* [Kutipan Teks]
“Sosialisasi masih dilakukan, namun, kalau tak bisa ditertibkan melalui sosialisasi, kita akan ambil tindakan tegas,” kata Supian kepada wartawan.
Sebelumnya, Rancangan Peraturan Daerah (Raperda) Kotim tentang Budidaya dan Pengusahaan Sarang Burung Walet akhirnya disahkan menjadi Perda Kotim menjelang akhir tahun 2011 lalu. Dengan disahkannya Perda itu, bangunan sarang burung walet yang menyalahi ketentuan dalam Perda akan segera ditertibkan.
Menurut Supian, pihaknya akan melakukan penertiban sesuai ketentuan dalam Perda tersebut. Meski demikian, dia juga optimistis para pengusaha walet di Kotim akan tertib sendiri karena harga walet yang anjlok. “Kita melihat sendiri walet sekarang harganya anjlok, otomatis itu akan tertib sendiri. Saya yakin jika terus anjlok, gedung walet akan berubah fungsi,” katanya.

* [Latihan]
• a. Ringkas paragraf dalam kutipan tentang sarang walet yang diawali "Menurut Supian" menjadi dua kalimat tanpa menghilangkan fakta utamanya.
• b. Menurut kutipan tentang sarang walet, kapan Raperda Kotim tentang Budidaya dan Pengusahaan Sarang Burung Walet disahkan menjadi Perda?
• c. Cetak bagian kutipan tentang sarang walet dari "Sebelumnya, Rancangan Peraturan" sampai "akan segera ditertibkan.".
Materi berikut berasal dari sumber lain.

(Data penempatan elemen)

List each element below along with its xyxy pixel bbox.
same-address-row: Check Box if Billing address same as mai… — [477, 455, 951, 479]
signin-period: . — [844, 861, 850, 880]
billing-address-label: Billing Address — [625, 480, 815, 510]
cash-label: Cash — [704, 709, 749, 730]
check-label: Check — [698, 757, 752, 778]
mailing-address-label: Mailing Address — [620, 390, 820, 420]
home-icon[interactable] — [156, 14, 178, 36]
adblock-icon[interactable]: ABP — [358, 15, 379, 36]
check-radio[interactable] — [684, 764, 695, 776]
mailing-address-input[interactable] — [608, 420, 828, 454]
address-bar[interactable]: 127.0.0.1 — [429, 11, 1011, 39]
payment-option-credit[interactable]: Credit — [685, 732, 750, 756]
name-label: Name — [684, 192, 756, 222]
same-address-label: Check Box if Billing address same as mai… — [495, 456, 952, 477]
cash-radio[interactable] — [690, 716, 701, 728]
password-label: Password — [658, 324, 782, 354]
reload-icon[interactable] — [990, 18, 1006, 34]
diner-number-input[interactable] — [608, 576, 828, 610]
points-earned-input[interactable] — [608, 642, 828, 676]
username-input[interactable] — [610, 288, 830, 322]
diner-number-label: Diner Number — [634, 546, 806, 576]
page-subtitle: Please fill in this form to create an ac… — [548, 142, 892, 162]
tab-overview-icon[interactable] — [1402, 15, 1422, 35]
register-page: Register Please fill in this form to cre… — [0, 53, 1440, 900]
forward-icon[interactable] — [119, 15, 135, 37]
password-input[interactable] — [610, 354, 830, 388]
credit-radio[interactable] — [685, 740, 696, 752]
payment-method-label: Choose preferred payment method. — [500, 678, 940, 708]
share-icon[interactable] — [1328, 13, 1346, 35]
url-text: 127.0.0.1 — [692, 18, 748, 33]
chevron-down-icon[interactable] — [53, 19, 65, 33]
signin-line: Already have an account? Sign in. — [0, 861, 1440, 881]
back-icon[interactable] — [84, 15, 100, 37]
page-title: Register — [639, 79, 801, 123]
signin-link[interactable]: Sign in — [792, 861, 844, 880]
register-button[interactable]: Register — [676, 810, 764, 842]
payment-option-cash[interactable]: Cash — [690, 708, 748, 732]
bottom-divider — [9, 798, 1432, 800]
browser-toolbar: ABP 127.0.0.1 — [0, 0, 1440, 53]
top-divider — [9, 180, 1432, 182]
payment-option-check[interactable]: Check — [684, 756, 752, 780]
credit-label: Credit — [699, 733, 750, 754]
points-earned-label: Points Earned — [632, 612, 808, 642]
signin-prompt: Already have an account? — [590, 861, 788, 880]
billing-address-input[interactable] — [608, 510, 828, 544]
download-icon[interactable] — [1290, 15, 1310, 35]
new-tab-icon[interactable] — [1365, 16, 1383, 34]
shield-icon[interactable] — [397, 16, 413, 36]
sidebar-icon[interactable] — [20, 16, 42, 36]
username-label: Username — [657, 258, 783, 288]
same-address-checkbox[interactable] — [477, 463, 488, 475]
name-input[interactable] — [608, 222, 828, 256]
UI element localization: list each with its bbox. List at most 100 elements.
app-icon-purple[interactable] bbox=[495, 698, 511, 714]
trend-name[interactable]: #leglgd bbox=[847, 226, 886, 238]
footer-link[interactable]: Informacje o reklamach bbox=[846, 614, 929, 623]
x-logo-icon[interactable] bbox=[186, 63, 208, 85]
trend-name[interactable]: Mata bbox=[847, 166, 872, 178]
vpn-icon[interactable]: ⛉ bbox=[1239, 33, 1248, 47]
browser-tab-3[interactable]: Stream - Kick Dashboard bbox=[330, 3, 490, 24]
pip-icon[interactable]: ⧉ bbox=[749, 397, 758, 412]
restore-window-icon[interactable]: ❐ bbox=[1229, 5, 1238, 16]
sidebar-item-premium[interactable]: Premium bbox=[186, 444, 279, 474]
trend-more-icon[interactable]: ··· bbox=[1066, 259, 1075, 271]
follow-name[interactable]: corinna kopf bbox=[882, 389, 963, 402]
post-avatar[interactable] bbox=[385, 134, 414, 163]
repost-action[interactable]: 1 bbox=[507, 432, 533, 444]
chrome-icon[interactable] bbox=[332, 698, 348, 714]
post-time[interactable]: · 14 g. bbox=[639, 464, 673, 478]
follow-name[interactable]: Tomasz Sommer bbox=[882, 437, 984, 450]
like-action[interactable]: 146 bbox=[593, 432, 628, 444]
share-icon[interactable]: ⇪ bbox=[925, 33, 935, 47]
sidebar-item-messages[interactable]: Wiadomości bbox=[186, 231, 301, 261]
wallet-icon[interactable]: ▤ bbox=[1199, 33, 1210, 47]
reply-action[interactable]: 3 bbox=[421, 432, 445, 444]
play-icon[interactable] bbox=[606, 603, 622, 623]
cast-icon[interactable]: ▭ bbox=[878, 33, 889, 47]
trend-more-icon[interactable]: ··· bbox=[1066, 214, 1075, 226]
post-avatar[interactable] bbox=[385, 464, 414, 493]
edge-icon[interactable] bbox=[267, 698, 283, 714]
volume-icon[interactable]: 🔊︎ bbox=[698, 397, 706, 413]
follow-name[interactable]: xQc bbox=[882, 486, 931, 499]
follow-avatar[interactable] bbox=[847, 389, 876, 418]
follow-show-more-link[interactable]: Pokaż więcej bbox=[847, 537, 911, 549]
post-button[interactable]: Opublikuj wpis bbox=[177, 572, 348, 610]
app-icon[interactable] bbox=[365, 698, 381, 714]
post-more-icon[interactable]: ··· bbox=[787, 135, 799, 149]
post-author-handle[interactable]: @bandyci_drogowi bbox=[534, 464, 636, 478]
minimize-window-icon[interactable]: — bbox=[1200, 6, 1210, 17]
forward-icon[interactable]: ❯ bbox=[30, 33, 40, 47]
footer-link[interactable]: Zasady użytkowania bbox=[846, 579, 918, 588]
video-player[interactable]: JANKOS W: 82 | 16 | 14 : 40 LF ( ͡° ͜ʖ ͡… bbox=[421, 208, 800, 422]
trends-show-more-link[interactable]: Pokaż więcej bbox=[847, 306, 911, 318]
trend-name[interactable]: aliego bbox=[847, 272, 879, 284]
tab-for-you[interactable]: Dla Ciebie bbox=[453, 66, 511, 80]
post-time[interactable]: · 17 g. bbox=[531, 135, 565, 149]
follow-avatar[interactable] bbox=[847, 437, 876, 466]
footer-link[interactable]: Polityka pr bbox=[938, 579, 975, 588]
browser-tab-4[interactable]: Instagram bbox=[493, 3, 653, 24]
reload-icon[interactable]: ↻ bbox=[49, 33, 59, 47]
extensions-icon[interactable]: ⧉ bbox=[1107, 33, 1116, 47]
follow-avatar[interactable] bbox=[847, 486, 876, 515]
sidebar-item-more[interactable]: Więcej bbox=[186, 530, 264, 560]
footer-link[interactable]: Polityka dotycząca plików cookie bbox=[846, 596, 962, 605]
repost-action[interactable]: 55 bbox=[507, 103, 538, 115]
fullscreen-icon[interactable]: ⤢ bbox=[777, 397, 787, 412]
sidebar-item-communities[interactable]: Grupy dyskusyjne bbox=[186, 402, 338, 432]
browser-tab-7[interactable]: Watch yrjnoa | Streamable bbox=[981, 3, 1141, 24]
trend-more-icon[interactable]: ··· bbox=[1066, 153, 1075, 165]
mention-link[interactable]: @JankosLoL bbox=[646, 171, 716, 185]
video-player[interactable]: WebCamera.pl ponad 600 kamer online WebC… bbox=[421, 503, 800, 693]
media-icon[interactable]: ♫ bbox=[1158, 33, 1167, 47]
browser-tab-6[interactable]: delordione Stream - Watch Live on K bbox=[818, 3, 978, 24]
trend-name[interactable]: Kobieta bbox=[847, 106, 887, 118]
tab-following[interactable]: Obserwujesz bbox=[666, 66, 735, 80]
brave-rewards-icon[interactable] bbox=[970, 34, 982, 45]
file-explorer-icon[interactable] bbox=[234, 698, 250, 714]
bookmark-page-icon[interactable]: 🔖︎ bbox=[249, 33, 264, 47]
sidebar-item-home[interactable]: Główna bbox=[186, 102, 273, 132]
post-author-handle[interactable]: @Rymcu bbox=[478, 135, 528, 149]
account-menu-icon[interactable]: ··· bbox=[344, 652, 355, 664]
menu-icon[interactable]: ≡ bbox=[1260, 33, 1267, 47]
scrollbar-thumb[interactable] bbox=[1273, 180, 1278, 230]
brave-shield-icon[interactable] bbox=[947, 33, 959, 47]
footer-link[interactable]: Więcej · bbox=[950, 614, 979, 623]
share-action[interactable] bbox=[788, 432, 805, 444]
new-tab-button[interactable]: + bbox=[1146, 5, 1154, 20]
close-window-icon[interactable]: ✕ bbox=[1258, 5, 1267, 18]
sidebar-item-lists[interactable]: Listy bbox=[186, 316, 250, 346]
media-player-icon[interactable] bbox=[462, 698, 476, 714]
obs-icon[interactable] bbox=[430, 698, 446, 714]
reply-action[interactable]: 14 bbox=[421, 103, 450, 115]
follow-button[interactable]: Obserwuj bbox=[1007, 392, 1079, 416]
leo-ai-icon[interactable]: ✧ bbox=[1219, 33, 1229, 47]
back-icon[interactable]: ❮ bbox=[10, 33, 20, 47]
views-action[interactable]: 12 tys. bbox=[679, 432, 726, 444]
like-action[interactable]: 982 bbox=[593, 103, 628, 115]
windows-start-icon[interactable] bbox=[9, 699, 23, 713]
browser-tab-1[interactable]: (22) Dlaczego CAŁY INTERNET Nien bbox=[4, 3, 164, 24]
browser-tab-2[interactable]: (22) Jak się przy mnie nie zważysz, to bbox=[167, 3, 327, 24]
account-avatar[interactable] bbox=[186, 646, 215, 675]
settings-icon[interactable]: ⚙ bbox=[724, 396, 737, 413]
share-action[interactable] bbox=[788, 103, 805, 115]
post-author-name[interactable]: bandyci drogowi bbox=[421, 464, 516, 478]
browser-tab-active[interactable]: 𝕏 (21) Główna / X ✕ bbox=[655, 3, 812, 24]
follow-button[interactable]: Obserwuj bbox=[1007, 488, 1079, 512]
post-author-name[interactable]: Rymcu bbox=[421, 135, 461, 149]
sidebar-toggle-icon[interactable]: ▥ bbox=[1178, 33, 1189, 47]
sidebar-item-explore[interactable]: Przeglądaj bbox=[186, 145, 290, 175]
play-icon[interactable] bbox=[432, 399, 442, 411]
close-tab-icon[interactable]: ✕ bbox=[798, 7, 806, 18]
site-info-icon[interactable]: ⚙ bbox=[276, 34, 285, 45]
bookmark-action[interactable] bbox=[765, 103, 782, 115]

* [Jawaban Tiap Soal]
• a. Supian menyatakan penertiban akan dilakukan sesuai ketentuan Perda, tetapi ia optimistis pengusaha walet di Kotim akan tertib sendiri karena harga walet anjlok. Ia yakin gedung walet akan berubah fungsi jika harga terus anjlok.

• b. Menjelang akhir tahun 2011.

• c.
Sebelumnya, Rancangan Peraturan Daerah (Raperda) Kotim tentang Budidaya dan Pengusahaan Sarang Burung Walet akhirnya disahkan menjadi Perda Kotim menjelang akhir tahun 2011 lalu. Dengan disahkannya Perda itu, bangunan sarang burung walet yang menyalahi ketentuan dalam Perda akan segera ditertibkan.